• **WHAT YOU SHOULD DO**: Write the count of lines that contain the word "title" and nothing else.

(Chart and figure data)
↓

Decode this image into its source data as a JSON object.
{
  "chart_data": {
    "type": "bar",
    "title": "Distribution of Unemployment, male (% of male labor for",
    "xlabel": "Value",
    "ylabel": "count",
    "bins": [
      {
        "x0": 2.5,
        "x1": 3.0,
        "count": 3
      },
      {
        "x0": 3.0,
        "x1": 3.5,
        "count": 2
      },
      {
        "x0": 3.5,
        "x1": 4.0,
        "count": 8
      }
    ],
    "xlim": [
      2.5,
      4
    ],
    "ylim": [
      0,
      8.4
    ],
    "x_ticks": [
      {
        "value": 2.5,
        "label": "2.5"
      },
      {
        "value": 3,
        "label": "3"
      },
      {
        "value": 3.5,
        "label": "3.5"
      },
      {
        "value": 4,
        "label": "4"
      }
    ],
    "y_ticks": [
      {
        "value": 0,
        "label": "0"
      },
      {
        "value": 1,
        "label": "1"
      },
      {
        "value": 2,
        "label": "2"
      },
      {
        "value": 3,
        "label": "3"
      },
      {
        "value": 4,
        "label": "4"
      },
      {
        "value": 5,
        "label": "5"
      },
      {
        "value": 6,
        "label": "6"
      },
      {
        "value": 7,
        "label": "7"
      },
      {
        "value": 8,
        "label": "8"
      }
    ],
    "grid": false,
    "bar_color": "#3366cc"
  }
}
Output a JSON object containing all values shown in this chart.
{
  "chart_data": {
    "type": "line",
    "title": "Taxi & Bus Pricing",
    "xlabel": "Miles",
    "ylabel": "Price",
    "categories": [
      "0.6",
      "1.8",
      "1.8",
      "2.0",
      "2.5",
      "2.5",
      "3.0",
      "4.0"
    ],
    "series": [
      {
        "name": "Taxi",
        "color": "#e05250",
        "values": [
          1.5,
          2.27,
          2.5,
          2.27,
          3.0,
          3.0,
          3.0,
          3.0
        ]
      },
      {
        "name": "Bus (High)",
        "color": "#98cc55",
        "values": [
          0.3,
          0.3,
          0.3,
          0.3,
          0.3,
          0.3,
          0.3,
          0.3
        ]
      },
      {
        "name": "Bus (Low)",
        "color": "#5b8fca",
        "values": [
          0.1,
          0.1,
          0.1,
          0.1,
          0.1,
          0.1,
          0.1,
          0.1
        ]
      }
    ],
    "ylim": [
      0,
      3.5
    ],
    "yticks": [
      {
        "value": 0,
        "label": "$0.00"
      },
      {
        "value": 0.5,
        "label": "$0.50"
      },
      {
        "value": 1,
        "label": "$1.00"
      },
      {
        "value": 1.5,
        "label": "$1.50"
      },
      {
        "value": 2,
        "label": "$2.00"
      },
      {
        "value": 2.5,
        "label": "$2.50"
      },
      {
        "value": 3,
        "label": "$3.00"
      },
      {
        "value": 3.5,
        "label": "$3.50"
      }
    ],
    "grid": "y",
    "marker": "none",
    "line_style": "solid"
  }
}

↑
↓

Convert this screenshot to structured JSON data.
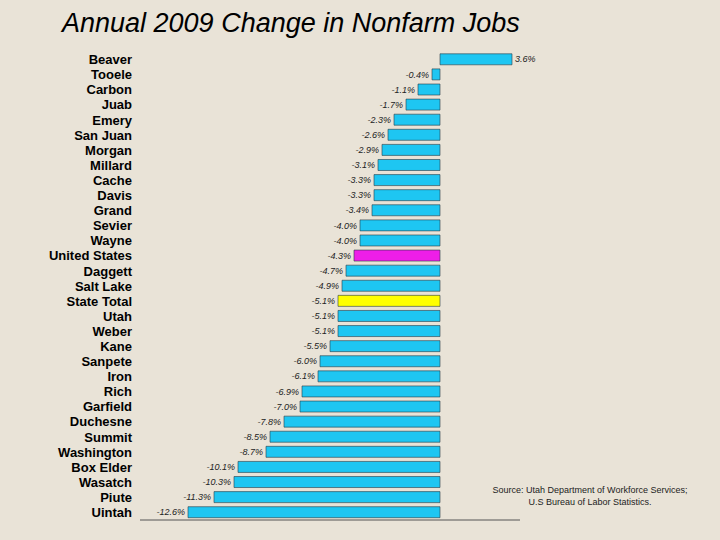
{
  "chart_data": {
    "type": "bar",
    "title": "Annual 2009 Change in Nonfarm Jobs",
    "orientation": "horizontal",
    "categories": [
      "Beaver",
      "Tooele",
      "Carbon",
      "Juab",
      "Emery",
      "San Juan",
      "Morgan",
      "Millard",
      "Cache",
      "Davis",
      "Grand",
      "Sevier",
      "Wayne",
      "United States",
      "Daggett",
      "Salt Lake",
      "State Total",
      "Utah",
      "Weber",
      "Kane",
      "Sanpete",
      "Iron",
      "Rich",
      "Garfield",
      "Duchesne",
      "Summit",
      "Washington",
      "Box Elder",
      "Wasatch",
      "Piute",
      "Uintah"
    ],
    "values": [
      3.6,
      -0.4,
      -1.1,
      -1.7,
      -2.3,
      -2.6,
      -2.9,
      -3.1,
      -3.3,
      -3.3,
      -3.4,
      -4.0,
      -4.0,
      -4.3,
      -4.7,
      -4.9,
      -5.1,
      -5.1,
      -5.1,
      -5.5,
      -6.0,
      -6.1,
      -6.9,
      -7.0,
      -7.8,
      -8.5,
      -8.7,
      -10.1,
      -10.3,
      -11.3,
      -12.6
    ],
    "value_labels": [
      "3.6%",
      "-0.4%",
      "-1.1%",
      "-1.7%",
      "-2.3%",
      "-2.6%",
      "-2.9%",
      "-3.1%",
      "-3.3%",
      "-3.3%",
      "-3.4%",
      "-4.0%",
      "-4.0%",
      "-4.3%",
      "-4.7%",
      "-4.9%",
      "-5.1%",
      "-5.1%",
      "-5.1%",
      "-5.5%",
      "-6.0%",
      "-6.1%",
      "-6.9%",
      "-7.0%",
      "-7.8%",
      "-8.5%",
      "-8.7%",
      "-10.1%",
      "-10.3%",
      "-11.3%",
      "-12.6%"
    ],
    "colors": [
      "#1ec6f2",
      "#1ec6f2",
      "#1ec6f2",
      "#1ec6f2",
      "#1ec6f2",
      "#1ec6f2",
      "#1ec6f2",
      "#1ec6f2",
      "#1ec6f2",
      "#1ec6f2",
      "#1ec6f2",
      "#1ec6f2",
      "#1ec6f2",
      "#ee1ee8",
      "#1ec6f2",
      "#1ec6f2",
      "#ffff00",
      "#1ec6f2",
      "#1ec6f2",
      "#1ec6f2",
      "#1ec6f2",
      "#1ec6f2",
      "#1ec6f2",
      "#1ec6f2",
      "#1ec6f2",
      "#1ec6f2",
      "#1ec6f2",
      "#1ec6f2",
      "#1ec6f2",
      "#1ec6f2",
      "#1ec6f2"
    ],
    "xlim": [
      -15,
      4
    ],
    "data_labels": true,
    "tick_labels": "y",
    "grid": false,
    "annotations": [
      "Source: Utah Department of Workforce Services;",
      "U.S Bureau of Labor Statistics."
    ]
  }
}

↑
↓

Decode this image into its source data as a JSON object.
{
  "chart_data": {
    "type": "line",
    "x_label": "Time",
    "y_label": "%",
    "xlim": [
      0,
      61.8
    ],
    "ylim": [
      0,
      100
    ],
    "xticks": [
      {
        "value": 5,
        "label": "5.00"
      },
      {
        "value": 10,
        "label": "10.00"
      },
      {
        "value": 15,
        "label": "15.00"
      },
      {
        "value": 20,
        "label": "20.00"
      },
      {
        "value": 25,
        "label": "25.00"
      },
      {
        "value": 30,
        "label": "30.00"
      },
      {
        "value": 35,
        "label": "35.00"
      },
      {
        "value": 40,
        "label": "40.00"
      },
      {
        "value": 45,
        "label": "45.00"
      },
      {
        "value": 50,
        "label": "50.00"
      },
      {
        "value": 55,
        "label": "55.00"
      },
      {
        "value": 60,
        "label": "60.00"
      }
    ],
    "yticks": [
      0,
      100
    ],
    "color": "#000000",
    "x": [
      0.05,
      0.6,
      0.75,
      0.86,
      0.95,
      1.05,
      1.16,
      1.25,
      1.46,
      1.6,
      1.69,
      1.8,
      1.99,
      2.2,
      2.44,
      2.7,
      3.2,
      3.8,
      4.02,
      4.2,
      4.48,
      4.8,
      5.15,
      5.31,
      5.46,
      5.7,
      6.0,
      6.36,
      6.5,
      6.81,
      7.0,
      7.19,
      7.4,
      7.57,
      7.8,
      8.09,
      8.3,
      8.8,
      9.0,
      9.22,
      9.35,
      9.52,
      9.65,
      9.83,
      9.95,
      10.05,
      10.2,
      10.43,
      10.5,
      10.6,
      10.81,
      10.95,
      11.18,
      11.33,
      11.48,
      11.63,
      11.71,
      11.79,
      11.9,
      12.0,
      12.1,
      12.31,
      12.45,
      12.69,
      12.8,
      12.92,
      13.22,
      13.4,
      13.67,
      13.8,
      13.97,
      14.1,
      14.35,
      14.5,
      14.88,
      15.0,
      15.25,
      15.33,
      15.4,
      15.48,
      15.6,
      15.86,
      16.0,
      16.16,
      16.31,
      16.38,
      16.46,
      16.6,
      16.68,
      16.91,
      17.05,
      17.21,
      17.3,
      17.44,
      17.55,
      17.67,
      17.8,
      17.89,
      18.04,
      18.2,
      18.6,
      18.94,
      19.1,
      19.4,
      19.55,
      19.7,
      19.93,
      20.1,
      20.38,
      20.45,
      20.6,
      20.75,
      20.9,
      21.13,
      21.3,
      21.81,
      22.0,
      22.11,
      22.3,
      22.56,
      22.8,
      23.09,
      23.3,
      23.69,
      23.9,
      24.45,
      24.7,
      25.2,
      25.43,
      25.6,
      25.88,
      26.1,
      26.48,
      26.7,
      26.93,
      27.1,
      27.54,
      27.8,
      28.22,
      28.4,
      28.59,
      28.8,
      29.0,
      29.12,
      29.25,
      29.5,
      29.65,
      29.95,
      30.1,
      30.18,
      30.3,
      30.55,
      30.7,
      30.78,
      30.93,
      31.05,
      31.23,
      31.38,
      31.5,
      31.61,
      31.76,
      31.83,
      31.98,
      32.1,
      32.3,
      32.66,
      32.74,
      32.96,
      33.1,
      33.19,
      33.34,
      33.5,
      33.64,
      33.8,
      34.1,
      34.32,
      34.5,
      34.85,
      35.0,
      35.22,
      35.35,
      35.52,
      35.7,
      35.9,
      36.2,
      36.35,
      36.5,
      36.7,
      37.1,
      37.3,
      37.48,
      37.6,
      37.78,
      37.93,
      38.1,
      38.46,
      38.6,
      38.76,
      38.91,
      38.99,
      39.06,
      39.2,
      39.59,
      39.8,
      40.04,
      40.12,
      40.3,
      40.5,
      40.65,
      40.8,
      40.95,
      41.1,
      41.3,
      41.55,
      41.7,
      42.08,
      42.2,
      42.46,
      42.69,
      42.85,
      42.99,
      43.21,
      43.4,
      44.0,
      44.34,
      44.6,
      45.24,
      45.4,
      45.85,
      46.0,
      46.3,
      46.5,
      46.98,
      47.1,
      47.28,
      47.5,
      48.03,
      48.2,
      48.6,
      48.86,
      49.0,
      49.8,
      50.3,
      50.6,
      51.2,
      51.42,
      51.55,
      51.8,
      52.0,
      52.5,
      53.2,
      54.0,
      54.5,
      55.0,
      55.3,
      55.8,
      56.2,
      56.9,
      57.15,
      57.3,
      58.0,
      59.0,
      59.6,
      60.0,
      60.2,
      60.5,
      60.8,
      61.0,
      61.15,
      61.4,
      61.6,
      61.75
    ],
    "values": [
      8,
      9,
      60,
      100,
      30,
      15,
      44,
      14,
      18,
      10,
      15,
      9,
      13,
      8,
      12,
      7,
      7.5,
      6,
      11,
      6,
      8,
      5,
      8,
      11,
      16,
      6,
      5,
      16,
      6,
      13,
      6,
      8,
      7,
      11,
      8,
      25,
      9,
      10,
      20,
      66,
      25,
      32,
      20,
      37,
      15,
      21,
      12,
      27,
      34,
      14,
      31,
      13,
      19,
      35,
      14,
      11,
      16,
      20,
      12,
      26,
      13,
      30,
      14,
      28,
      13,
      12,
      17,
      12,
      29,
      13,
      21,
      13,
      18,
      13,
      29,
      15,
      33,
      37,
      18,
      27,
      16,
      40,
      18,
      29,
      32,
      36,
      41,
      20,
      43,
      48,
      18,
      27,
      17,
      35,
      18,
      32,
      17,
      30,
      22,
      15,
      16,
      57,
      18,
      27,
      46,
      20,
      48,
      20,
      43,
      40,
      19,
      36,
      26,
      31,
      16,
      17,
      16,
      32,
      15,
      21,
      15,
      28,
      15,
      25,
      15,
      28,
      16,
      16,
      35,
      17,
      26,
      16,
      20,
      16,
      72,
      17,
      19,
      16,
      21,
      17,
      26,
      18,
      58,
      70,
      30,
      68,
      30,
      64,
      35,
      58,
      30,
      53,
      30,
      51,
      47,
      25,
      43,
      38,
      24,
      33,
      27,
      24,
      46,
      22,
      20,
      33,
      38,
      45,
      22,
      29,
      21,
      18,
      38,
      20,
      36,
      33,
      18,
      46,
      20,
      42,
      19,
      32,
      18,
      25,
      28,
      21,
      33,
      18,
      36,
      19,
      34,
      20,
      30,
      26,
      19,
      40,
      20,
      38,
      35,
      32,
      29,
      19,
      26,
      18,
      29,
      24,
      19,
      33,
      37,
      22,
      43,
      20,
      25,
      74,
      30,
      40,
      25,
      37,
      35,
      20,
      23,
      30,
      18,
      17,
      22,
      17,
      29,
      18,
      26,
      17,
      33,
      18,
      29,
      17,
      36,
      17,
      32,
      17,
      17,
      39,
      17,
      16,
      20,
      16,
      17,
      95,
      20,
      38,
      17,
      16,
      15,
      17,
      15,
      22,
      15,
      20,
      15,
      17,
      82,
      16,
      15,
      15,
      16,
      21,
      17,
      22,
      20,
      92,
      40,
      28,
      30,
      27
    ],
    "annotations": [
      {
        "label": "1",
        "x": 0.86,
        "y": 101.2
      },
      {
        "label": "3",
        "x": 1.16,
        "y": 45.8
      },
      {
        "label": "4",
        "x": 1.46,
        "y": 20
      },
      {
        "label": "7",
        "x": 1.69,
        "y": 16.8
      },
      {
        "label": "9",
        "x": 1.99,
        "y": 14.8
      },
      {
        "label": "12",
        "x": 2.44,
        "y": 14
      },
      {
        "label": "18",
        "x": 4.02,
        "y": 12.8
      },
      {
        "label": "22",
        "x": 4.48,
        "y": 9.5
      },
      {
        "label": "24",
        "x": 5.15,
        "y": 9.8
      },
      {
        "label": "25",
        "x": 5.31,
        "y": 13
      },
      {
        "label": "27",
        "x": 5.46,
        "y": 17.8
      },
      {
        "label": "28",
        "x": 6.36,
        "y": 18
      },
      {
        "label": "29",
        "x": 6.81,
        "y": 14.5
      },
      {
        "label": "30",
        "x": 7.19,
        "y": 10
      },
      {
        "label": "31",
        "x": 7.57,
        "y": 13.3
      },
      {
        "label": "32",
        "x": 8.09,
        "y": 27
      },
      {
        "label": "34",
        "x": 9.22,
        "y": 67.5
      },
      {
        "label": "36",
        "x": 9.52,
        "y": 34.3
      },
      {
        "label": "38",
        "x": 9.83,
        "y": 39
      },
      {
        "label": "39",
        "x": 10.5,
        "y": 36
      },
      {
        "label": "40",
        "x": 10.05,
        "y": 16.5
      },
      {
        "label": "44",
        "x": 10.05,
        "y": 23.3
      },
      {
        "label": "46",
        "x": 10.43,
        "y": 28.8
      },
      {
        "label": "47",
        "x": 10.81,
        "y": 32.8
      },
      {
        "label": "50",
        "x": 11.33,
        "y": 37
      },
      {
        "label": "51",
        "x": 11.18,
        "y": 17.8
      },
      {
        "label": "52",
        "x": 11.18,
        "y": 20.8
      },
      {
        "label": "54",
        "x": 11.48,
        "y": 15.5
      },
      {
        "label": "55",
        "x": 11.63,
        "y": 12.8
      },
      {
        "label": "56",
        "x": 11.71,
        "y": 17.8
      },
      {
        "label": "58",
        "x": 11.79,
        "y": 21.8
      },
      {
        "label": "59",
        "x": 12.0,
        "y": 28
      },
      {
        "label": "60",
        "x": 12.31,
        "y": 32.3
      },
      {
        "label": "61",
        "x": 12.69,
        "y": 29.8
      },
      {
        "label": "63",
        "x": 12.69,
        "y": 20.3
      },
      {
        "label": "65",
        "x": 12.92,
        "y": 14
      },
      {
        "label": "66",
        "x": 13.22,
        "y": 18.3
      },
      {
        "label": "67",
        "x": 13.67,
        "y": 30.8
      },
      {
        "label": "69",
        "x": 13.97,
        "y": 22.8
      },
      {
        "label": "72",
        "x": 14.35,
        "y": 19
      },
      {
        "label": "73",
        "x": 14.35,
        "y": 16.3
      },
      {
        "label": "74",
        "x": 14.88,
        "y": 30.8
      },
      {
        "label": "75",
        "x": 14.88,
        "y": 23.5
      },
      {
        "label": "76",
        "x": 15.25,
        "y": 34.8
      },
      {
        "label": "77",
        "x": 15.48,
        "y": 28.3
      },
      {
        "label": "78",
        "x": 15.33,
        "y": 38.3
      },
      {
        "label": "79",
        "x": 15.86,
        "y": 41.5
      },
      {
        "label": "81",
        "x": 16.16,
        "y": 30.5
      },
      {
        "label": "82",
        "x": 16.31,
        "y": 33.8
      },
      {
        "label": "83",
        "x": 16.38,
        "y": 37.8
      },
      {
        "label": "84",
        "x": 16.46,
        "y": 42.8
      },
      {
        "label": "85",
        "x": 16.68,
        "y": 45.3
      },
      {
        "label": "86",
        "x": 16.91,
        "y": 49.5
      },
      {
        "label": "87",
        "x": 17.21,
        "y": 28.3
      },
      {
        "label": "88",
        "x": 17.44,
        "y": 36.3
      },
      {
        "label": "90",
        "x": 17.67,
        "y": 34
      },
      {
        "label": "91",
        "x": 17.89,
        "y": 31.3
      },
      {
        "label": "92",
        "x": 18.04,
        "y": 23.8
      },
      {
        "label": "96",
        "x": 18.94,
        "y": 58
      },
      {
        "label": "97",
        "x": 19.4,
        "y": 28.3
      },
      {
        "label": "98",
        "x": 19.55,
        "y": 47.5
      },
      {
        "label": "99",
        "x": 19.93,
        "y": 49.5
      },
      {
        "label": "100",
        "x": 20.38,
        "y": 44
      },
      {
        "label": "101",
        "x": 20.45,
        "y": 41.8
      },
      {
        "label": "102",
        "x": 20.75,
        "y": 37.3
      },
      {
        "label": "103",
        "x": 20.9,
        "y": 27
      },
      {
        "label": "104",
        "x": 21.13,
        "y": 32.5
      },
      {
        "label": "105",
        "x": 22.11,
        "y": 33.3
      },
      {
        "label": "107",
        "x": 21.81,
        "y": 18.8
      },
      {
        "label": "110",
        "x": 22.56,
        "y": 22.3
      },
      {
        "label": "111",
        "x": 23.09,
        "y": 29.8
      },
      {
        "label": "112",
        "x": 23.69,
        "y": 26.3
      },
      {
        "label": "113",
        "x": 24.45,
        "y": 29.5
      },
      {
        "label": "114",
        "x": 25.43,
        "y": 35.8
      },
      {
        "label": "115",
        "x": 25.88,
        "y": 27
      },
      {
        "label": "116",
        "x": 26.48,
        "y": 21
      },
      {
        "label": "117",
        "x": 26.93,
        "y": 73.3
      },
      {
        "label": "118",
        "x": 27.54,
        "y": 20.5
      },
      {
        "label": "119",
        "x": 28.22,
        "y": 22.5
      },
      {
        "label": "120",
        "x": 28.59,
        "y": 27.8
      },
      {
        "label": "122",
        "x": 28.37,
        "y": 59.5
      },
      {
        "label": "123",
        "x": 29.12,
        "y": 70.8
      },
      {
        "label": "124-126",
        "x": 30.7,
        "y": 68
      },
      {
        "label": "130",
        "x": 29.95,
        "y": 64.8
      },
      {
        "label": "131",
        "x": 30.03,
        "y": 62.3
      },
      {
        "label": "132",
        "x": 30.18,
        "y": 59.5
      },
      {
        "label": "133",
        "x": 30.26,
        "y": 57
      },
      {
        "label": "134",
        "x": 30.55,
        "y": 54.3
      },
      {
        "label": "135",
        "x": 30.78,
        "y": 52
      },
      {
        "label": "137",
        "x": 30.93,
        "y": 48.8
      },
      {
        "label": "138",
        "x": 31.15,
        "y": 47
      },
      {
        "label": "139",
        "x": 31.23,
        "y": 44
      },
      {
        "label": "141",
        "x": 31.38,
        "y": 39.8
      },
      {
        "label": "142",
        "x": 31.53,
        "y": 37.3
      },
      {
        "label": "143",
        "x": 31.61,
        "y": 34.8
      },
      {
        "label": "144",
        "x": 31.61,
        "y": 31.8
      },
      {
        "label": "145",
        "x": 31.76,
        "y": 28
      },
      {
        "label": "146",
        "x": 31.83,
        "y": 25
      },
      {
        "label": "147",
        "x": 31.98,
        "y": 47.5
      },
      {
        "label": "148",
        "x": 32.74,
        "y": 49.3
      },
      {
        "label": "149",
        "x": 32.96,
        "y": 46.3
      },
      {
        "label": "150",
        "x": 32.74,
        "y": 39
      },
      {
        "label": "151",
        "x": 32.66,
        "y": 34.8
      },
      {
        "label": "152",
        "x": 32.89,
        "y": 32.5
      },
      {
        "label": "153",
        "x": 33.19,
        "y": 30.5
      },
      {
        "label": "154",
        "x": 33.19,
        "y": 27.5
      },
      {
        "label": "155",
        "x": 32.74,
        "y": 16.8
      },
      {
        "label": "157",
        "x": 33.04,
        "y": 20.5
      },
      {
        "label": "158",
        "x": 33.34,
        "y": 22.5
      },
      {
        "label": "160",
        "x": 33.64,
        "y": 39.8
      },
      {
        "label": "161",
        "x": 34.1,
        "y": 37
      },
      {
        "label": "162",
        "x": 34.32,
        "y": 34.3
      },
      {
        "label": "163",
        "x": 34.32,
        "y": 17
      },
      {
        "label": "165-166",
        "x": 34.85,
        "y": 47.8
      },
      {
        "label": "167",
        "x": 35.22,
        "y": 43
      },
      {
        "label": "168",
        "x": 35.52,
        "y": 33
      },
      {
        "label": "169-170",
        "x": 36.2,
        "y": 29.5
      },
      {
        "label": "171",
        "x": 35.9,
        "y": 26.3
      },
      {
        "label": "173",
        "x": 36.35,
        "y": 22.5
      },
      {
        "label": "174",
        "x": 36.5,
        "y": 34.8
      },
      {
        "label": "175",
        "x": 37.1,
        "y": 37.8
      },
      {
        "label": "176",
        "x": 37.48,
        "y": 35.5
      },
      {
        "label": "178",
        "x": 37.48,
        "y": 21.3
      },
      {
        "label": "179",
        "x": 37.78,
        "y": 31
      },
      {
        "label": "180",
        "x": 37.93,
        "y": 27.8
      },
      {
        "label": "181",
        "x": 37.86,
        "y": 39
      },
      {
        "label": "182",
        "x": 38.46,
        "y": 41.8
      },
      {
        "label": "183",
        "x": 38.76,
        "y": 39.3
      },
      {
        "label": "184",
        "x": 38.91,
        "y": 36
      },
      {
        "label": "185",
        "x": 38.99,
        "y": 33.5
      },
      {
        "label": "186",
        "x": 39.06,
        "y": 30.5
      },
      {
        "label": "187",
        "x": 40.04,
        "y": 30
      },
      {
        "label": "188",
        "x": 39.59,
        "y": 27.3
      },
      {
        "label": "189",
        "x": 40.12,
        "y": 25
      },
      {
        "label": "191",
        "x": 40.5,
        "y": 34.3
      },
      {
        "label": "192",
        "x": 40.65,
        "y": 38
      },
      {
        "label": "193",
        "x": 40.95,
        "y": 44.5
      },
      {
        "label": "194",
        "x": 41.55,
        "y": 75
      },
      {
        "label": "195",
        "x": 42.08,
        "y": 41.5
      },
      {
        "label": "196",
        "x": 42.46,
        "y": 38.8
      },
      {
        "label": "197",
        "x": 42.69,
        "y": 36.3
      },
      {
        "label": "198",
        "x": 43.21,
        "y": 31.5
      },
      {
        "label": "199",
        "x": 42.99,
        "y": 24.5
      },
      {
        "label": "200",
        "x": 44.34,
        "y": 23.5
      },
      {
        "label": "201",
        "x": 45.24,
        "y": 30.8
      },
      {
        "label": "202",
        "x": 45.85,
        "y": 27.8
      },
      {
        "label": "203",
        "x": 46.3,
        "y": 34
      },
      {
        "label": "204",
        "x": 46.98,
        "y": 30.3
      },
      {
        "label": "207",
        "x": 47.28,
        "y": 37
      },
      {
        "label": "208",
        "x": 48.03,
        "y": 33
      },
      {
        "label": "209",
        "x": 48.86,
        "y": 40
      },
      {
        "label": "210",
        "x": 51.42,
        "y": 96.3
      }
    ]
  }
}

↑

• **RESULT FOR THIS TASK**: 3